------ INPUT ROWS
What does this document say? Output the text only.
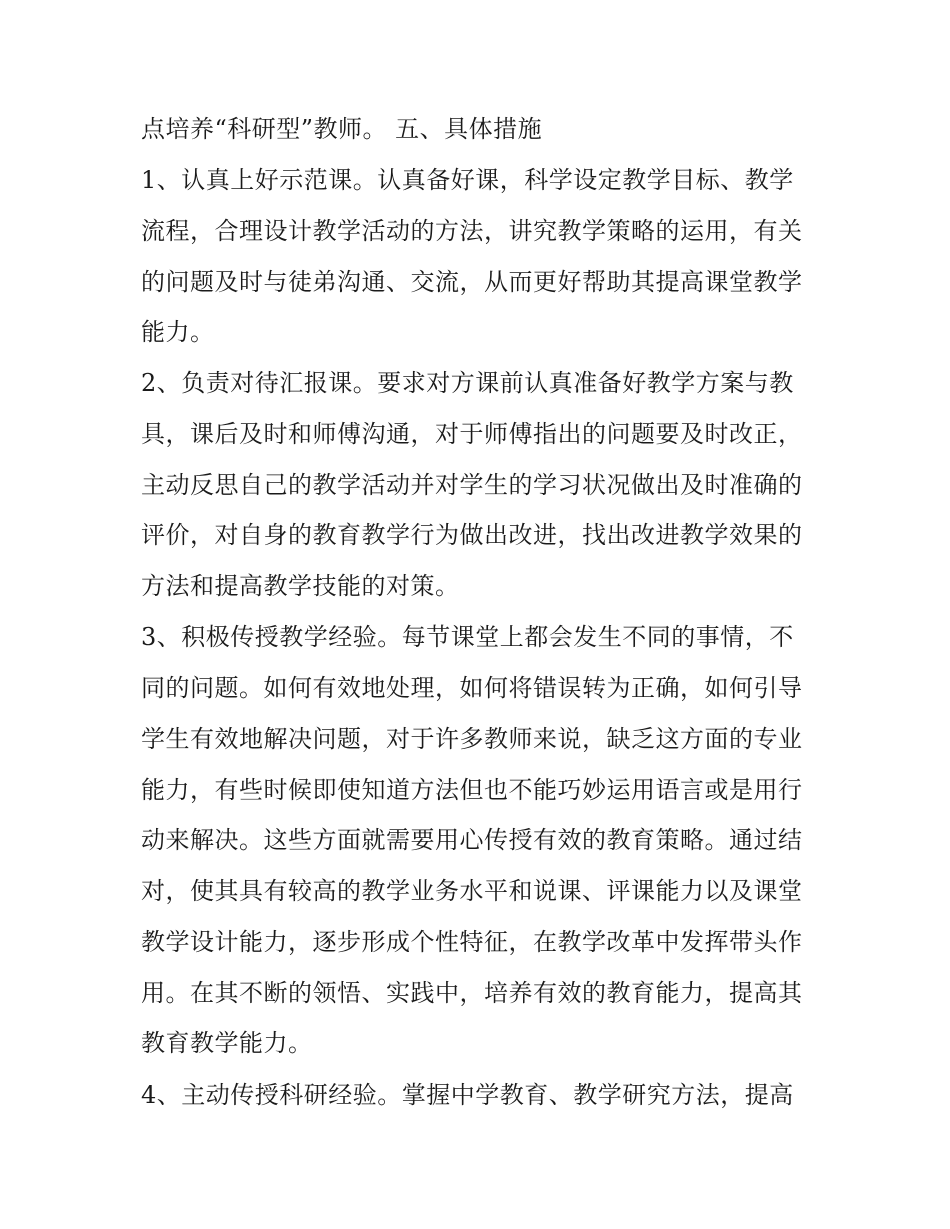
点培养“科研型”教师。 五、具体措施
1、认真上好示范课。认真备好课，科学设定教学目标、教学
流程，合理设计教学活动的方法，讲究教学策略的运用，有关
的问题及时与徒弟沟通、交流，从而更好帮助其提高课堂教学
能力。
2、负责对待汇报课。要求对方课前认真准备好教学方案与教
具，课后及时和师傅沟通，对于师傅指出的问题要及时改正，
主动反思自己的教学活动并对学生的学习状况做出及时准确的
评价，对自身的教育教学行为做出改进，找出改进教学效果的
方法和提高教学技能的对策。
3、积极传授教学经验。每节课堂上都会发生不同的事情，不
同的问题。如何有效地处理，如何将错误转为正确，如何引导
学生有效地解决问题，对于许多教师来说，缺乏这方面的专业
能力，有些时候即使知道方法但也不能巧妙运用语言或是用行
动来解决。这些方面就需要用心传授有效的教育策略。通过结
对，使其具有较高的教学业务水平和说课、评课能力以及课堂
教学设计能力，逐步形成个性特征，在教学改革中发挥带头作
用。在其不断的领悟、实践中，培养有效的教育能力，提高其
教育教学能力。
4、主动传授科研经验。掌握中学教育、教学研究方法，提高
------------
Repeat the full listing above exactly, with no pictures in the copy.

• **SOLUTION BELOW**:
What does this document say? Output the text only.
点培养“科研型”教师。 五、具体措施
1、认真上好示范课。认真备好课，科学设定教学目标、教学
流程，合理设计教学活动的方法，讲究教学策略的运用，有关
的问题及时与徒弟沟通、交流，从而更好帮助其提高课堂教学
能力。
2、负责对待汇报课。要求对方课前认真准备好教学方案与教
具，课后及时和师傅沟通，对于师傅指出的问题要及时改正，
主动反思自己的教学活动并对学生的学习状况做出及时准确的
评价，对自身的教育教学行为做出改进，找出改进教学效果的
方法和提高教学技能的对策。
3、积极传授教学经验。每节课堂上都会发生不同的事情，不
同的问题。如何有效地处理，如何将错误转为正确，如何引导
学生有效地解决问题，对于许多教师来说，缺乏这方面的专业
能力，有些时候即使知道方法但也不能巧妙运用语言或是用行
动来解决。这些方面就需要用心传授有效的教育策略。通过结
对，使其具有较高的教学业务水平和说课、评课能力以及课堂
教学设计能力，逐步形成个性特征，在教学改革中发挥带头作
用。在其不断的领悟、实践中，培养有效的教育能力，提高其
教育教学能力。
4、主动传授科研经验。掌握中学教育、教学研究方法，提高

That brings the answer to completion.